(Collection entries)
○ ○ ○ ○ ○ ○ ○

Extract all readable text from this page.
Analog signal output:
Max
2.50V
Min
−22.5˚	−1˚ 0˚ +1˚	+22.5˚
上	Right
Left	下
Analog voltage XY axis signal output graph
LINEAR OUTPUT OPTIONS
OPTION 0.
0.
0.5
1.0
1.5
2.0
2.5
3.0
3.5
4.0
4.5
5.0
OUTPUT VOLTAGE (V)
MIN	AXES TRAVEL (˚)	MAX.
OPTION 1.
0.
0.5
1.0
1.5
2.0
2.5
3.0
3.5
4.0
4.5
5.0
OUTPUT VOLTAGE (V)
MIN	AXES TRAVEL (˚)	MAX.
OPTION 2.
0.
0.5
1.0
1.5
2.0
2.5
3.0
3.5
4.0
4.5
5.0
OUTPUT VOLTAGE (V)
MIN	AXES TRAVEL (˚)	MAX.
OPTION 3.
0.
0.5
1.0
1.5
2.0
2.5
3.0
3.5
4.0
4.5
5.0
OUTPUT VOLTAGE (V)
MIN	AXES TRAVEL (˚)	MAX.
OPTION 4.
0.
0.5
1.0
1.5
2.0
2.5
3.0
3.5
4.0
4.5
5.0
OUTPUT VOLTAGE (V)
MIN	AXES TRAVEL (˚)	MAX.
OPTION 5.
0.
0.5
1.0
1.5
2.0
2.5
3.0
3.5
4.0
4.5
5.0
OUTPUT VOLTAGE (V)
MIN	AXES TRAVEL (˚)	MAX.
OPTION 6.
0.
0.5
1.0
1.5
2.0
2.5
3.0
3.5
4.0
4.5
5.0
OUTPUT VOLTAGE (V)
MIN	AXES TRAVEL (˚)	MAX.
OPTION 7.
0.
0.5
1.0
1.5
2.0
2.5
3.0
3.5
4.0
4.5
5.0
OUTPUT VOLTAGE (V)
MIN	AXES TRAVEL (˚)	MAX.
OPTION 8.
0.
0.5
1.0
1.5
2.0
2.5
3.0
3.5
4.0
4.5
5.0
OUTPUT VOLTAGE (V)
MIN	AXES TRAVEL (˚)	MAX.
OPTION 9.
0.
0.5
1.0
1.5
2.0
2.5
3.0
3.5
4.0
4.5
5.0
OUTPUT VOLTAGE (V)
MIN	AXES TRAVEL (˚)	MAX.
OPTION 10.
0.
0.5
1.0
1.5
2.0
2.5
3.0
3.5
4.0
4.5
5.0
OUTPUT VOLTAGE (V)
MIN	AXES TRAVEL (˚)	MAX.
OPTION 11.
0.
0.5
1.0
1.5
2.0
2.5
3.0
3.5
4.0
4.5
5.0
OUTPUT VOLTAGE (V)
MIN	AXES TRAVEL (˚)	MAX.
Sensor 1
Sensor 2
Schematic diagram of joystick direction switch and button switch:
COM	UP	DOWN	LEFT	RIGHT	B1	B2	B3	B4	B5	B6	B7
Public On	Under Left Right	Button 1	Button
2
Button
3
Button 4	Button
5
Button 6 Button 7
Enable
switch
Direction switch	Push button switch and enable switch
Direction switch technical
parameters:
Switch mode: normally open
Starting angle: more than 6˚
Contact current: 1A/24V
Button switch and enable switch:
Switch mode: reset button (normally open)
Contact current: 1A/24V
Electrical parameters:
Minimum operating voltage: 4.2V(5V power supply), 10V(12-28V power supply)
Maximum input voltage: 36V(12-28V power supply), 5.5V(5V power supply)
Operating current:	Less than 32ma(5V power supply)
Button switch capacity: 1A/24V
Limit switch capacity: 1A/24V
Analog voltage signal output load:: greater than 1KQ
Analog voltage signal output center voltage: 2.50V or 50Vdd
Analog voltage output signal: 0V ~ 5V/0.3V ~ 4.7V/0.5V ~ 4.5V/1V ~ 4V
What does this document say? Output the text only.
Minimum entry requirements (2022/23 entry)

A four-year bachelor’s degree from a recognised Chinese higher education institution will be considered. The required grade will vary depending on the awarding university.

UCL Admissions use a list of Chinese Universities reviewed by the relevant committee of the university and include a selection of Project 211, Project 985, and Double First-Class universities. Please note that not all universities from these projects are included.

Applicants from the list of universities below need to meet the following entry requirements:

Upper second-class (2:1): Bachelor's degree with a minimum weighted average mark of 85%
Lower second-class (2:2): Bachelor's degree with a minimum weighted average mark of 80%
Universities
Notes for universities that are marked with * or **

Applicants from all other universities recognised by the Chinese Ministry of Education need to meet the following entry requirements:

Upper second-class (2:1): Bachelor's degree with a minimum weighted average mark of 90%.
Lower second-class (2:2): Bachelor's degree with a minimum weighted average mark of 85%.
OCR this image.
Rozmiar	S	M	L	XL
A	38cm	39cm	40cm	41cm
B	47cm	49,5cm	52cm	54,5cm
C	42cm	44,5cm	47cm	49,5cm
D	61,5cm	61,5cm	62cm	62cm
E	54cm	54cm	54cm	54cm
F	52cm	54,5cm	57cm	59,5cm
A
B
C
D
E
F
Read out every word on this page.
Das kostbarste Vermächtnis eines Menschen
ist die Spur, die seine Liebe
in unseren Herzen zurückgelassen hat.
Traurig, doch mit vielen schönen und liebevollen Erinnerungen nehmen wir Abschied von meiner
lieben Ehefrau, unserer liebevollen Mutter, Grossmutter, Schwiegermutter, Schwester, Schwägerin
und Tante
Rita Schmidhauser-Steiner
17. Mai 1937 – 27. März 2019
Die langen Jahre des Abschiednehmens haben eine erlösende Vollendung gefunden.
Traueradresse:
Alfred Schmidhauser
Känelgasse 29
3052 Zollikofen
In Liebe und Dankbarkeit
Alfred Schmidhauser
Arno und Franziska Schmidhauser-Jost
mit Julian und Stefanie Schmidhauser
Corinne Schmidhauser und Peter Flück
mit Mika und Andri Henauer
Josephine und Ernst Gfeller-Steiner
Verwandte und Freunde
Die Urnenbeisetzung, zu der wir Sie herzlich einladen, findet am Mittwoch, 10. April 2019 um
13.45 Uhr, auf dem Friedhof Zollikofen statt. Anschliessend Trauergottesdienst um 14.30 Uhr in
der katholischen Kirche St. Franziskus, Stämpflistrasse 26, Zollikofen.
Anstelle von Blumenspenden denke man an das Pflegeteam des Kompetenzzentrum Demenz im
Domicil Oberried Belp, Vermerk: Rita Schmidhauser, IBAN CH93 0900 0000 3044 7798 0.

○ ○ ○ ○ ○ ○ ○

* Exercise
Say how many lines of the data include the word "Steiner". Nothing other than the number should be given.

* Output of the task
2